**Provided entries:**

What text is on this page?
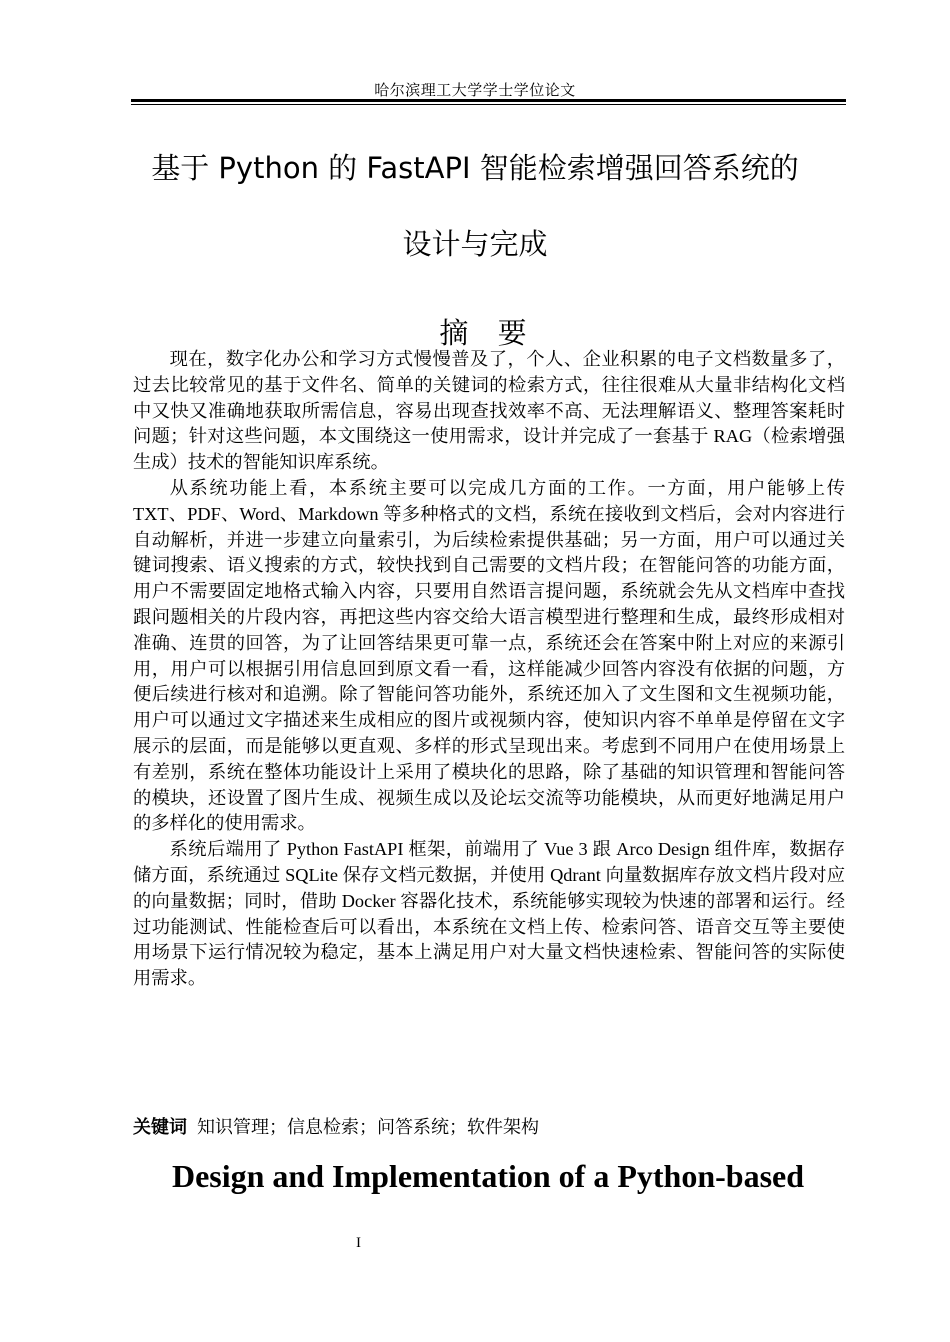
哈尔滨理工大学学士学位论文
基于 Python 的 FastAPI 智能检索增强回答系统的
设计与完成
摘 要

现在，数字化办公和学习方式慢慢普及了，个人、企业积累的电子文档数量多了，过去比较常见的基于文件名、简单的关键词的检索方式，往往很难从大量非结构化文档中又快又准确地获取所需信息，容易出现查找效率不高、无法理解语义、整理答案耗时问题；针对这些问题，本文围绕这一使用需求，设计并完成了一套基于 RAG（检索增强生成）技术的智能知识库系统。

从系统功能上看，本系统主要可以完成几方面的工作。一方面，用户能够上传 TXT、PDF、Word、Markdown 等多种格式的文档，系统在接收到文档后，会对内容进行自动解析，并进一步建立向量索引，为后续检索提供基础；另一方面，用户可以通过关键词搜索、语义搜索的方式，较快找到自己需要的文档片段；在智能问答的功能方面，用户不需要固定地格式输入内容，只要用自然语言提问题，系统就会先从文档库中查找跟问题相关的片段内容，再把这些内容交给大语言模型进行整理和生成，最终形成相对准确、连贯的回答，为了让回答结果更可靠一点，系统还会在答案中附上对应的来源引用，用户可以根据引用信息回到原文看一看，这样能减少回答内容没有依据的问题，方便后续进行核对和追溯。除了智能问答功能外，系统还加入了文生图和文生视频功能，用户可以通过文字描述来生成相应的图片或视频内容，使知识内容不单单是停留在文字展示的层面，而是能够以更直观、多样的形式呈现出来。考虑到不同用户在使用场景上有差别，系统在整体功能设计上采用了模块化的思路，除了基础的知识管理和智能问答的模块，还设置了图片生成、视频生成以及论坛交流等功能模块，从而更好地满足用户的多样化的使用需求。

系统后端用了 Python FastAPI 框架，前端用了 Vue 3 跟 Arco Design 组件库，数据存储方面，系统通过 SQLite 保存文档元数据，并使用 Qdrant 向量数据库存放文档片段对应的向量数据；同时，借助 Docker 容器化技术，系统能够实现较为快速的部署和运行。经过功能测试、性能检查后可以看出，本系统在文档上传、检索问答、语音交互等主要使用场景下运行情况较为稳定，基本上满足用户对大量文档快速检索、智能问答的实际使用需求。

关键词 知识管理；信息检索；问答系统；软件架构
Design and Implementation of a Python-based
I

**Written exercise:** Read through the entries and copy each line in which "Design" appears.

**Written response:**
系统后端用了 Python FastAPI 框架，前端用了 Vue 3 跟 Arco Design 组件库，数据存储方面，系统通过 SQLite 保存文档元数据，并使用 Qdrant 向量数据库存放文档片段对应的向量数据；同时，借助 Docker 容器化技术，系统能够实现较为快速的部署和运行。经过功能测试、性能检查后可以看出，本系统在文档上传、检索问答、语音交互等主要使用场景下运行情况较为稳定，基本上满足用户对大量文档快速检索、智能问答的实际使用需求。
Design and Implementation of a Python-based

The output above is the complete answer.